Stored items from a collection:
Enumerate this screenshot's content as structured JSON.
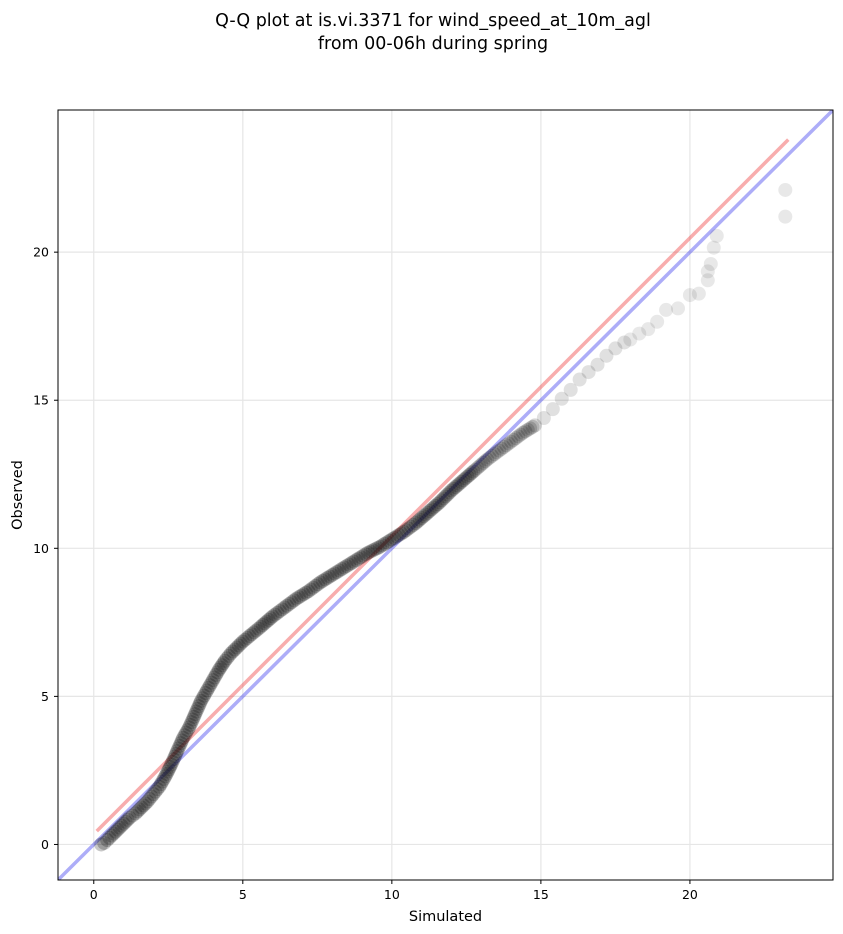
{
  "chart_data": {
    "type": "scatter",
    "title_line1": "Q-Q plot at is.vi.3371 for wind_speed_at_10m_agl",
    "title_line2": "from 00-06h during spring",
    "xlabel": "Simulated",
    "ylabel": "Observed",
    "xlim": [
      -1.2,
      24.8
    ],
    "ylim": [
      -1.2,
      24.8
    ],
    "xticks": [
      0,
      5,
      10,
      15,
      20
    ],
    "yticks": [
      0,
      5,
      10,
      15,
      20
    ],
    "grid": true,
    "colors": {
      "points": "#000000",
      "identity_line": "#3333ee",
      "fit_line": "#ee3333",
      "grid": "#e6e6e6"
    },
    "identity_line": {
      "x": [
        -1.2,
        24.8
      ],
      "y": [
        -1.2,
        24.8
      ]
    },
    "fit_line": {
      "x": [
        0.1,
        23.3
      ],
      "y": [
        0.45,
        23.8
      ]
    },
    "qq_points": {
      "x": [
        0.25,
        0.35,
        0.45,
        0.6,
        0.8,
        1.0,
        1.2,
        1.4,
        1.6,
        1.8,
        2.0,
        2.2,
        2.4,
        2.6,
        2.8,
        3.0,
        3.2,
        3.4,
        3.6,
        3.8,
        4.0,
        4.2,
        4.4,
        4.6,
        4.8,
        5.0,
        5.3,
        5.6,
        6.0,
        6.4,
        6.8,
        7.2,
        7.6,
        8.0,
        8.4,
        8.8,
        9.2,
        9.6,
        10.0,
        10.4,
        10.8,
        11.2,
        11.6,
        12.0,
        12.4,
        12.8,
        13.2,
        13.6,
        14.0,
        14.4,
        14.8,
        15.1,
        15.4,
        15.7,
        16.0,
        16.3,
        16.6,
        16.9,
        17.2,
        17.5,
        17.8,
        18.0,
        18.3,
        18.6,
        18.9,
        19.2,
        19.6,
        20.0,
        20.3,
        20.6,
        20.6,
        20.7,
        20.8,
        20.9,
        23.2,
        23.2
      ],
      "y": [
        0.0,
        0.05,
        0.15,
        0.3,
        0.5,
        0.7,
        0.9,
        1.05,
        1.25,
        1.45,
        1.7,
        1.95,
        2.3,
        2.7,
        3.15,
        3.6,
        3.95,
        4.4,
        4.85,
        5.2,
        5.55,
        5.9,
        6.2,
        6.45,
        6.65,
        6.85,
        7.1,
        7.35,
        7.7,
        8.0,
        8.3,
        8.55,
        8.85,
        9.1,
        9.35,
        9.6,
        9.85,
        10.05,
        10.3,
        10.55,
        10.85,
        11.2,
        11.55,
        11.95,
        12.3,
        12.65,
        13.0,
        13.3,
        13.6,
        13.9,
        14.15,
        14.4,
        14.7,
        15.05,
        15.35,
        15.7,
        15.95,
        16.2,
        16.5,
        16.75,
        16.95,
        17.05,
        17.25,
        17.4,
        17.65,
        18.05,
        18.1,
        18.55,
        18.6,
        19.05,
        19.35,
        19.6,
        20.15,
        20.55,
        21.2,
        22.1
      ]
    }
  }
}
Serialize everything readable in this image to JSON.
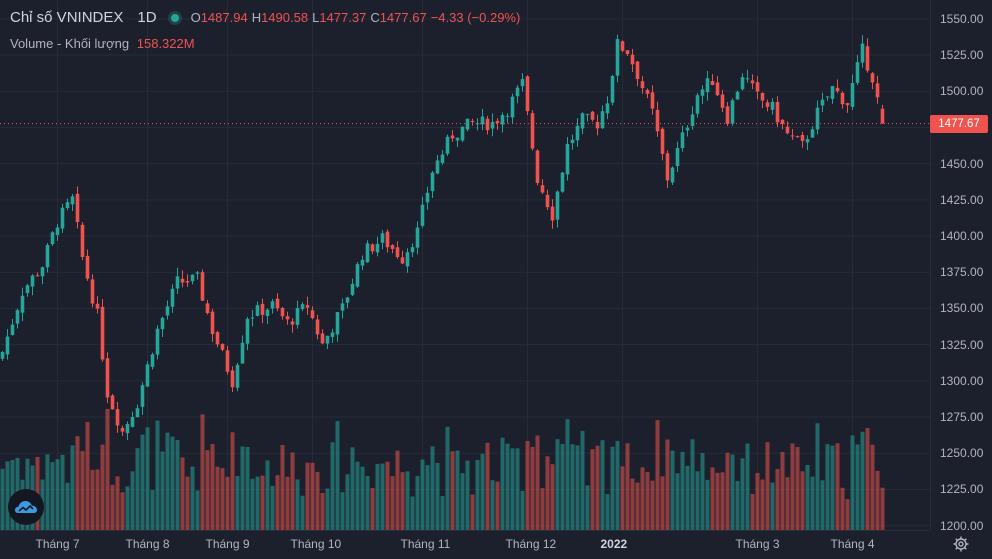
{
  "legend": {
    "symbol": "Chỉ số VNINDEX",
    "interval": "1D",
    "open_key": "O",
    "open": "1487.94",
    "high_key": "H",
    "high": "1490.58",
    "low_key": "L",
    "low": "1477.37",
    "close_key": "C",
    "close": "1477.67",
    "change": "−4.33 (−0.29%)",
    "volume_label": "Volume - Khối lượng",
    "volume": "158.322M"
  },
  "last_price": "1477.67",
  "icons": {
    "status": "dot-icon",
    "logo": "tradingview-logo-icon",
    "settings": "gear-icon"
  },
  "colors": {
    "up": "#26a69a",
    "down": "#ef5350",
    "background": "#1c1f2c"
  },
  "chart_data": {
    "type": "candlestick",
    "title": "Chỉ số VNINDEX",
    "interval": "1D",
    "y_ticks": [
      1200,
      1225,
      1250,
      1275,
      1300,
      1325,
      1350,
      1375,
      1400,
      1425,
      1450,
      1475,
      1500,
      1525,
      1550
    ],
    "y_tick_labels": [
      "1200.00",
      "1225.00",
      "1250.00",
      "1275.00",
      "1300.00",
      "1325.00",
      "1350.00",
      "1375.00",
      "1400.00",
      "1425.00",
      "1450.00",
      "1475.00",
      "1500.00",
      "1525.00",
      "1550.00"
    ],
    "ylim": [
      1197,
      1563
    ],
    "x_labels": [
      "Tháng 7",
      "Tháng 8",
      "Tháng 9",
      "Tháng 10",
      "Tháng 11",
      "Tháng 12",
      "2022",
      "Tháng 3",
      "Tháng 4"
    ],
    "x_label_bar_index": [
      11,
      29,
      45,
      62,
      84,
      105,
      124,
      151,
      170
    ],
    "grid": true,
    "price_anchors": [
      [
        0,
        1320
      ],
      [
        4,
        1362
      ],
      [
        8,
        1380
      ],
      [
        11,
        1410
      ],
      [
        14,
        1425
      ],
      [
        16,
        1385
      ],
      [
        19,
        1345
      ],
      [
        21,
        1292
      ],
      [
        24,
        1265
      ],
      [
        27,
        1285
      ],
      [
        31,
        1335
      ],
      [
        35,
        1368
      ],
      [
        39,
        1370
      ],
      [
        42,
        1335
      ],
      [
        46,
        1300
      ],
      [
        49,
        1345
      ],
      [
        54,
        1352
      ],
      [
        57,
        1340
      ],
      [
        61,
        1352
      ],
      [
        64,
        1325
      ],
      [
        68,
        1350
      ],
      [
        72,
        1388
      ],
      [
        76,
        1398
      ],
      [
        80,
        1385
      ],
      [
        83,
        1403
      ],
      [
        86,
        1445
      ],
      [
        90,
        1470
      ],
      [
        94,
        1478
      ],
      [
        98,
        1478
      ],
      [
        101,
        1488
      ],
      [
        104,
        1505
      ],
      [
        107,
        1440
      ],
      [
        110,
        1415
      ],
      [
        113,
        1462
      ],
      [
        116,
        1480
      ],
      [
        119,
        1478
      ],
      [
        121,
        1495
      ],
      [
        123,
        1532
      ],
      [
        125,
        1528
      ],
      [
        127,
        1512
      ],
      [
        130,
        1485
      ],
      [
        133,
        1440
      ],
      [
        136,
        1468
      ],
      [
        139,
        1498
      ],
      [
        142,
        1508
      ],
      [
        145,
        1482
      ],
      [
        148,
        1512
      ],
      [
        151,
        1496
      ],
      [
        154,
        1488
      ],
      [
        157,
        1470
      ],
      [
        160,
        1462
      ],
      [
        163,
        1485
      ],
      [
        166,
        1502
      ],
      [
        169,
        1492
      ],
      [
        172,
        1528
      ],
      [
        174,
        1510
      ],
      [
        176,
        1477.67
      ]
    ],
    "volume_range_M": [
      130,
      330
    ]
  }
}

TASK PROMPT
Extract the full listing exactly, with the pictures left out.

PROBLEM SOLUTION
Enumerate this screenshot's content as structured JSON.
{
  "chart_data": {
    "type": "scatter",
    "title_line1": "Q-Q plot at is.vi.3371 for wind_speed_at_10m_agl",
    "title_line2": "from 00-06h during spring",
    "xlabel": "Simulated",
    "ylabel": "Observed",
    "xlim": [
      -1.2,
      24.8
    ],
    "ylim": [
      -1.2,
      24.8
    ],
    "xticks": [
      0,
      5,
      10,
      15,
      20
    ],
    "yticks": [
      0,
      5,
      10,
      15,
      20
    ],
    "grid": true,
    "colors": {
      "points": "#000000",
      "identity_line": "#3333ee",
      "fit_line": "#ee3333",
      "grid": "#e6e6e6"
    },
    "identity_line": {
      "x": [
        -1.2,
        24.8
      ],
      "y": [
        -1.2,
        24.8
      ]
    },
    "fit_line": {
      "x": [
        0.1,
        23.3
      ],
      "y": [
        0.45,
        23.8
      ]
    },
    "qq_points": {
      "x": [
        0.25,
        0.35,
        0.45,
        0.6,
        0.8,
        1.0,
        1.2,
        1.4,
        1.6,
        1.8,
        2.0,
        2.2,
        2.4,
        2.6,
        2.8,
        3.0,
        3.2,
        3.4,
        3.6,
        3.8,
        4.0,
        4.2,
        4.4,
        4.6,
        4.8,
        5.0,
        5.3,
        5.6,
        6.0,
        6.4,
        6.8,
        7.2,
        7.6,
        8.0,
        8.4,
        8.8,
        9.2,
        9.6,
        10.0,
        10.4,
        10.8,
        11.2,
        11.6,
        12.0,
        12.4,
        12.8,
        13.2,
        13.6,
        14.0,
        14.4,
        14.8,
        15.1,
        15.4,
        15.7,
        16.0,
        16.3,
        16.6,
        16.9,
        17.2,
        17.5,
        17.8,
        18.0,
        18.3,
        18.6,
        18.9,
        19.2,
        19.6,
        20.0,
        20.3,
        20.6,
        20.6,
        20.7,
        20.8,
        20.9,
        23.2,
        23.2
      ],
      "y": [
        0.0,
        0.05,
        0.15,
        0.3,
        0.5,
        0.7,
        0.9,
        1.05,
        1.25,
        1.45,
        1.7,
        1.95,
        2.3,
        2.7,
        3.15,
        3.6,
        3.95,
        4.4,
        4.85,
        5.2,
        5.55,
        5.9,
        6.2,
        6.45,
        6.65,
        6.85,
        7.1,
        7.35,
        7.7,
        8.0,
        8.3,
        8.55,
        8.85,
        9.1,
        9.35,
        9.6,
        9.85,
        10.05,
        10.3,
        10.55,
        10.85,
        11.2,
        11.55,
        11.95,
        12.3,
        12.65,
        13.0,
        13.3,
        13.6,
        13.9,
        14.15,
        14.4,
        14.7,
        15.05,
        15.35,
        15.7,
        15.95,
        16.2,
        16.5,
        16.75,
        16.95,
        17.05,
        17.25,
        17.4,
        17.65,
        18.05,
        18.1,
        18.55,
        18.6,
        19.05,
        19.35,
        19.6,
        20.15,
        20.55,
        21.2,
        22.1
      ]
    }
  }
}
Serialize everything readable in this image to JSON.
{
  "legend": {
    "symbol": "Chỉ số VNINDEX",
    "interval": "1D",
    "open_key": "O",
    "open": "1487.94",
    "high_key": "H",
    "high": "1490.58",
    "low_key": "L",
    "low": "1477.37",
    "close_key": "C",
    "close": "1477.67",
    "change": "−4.33 (−0.29%)",
    "volume_label": "Volume - Khối lượng",
    "volume": "158.322M"
  },
  "last_price": "1477.67",
  "icons": {
    "status": "dot-icon",
    "logo": "tradingview-logo-icon",
    "settings": "gear-icon"
  },
  "colors": {
    "up": "#26a69a",
    "down": "#ef5350",
    "background": "#1c1f2c"
  },
  "chart_data": {
    "type": "candlestick",
    "title": "Chỉ số VNINDEX",
    "interval": "1D",
    "y_ticks": [
      1200,
      1225,
      1250,
      1275,
      1300,
      1325,
      1350,
      1375,
      1400,
      1425,
      1450,
      1475,
      1500,
      1525,
      1550
    ],
    "y_tick_labels": [
      "1200.00",
      "1225.00",
      "1250.00",
      "1275.00",
      "1300.00",
      "1325.00",
      "1350.00",
      "1375.00",
      "1400.00",
      "1425.00",
      "1450.00",
      "1475.00",
      "1500.00",
      "1525.00",
      "1550.00"
    ],
    "ylim": [
      1197,
      1563
    ],
    "x_labels": [
      "Tháng 7",
      "Tháng 8",
      "Tháng 9",
      "Tháng 10",
      "Tháng 11",
      "Tháng 12",
      "2022",
      "Tháng 3",
      "Tháng 4"
    ],
    "x_label_bar_index": [
      11,
      29,
      45,
      62,
      84,
      105,
      124,
      151,
      170
    ],
    "grid": true,
    "price_anchors": [
      [
        0,
        1320
      ],
      [
        4,
        1362
      ],
      [
        8,
        1380
      ],
      [
        11,
        1410
      ],
      [
        14,
        1425
      ],
      [
        16,
        1385
      ],
      [
        19,
        1345
      ],
      [
        21,
        1292
      ],
      [
        24,
        1265
      ],
      [
        27,
        1285
      ],
      [
        31,
        1335
      ],
      [
        35,
        1368
      ],
      [
        39,
        1370
      ],
      [
        42,
        1335
      ],
      [
        46,
        1300
      ],
      [
        49,
        1345
      ],
      [
        54,
        1352
      ],
      [
        57,
        1340
      ],
      [
        61,
        1352
      ],
      [
        64,
        1325
      ],
      [
        68,
        1350
      ],
      [
        72,
        1388
      ],
      [
        76,
        1398
      ],
      [
        80,
        1385
      ],
      [
        83,
        1403
      ],
      [
        86,
        1445
      ],
      [
        90,
        1470
      ],
      [
        94,
        1478
      ],
      [
        98,
        1478
      ],
      [
        101,
        1488
      ],
      [
        104,
        1505
      ],
      [
        107,
        1440
      ],
      [
        110,
        1415
      ],
      [
        113,
        1462
      ],
      [
        116,
        1480
      ],
      [
        119,
        1478
      ],
      [
        121,
        1495
      ],
      [
        123,
        1532
      ],
      [
        125,
        1528
      ],
      [
        127,
        1512
      ],
      [
        130,
        1485
      ],
      [
        133,
        1440
      ],
      [
        136,
        1468
      ],
      [
        139,
        1498
      ],
      [
        142,
        1508
      ],
      [
        145,
        1482
      ],
      [
        148,
        1512
      ],
      [
        151,
        1496
      ],
      [
        154,
        1488
      ],
      [
        157,
        1470
      ],
      [
        160,
        1462
      ],
      [
        163,
        1485
      ],
      [
        166,
        1502
      ],
      [
        169,
        1492
      ],
      [
        172,
        1528
      ],
      [
        174,
        1510
      ],
      [
        176,
        1477.67
      ]
    ],
    "volume_range_M": [
      130,
      330
    ]
  }
}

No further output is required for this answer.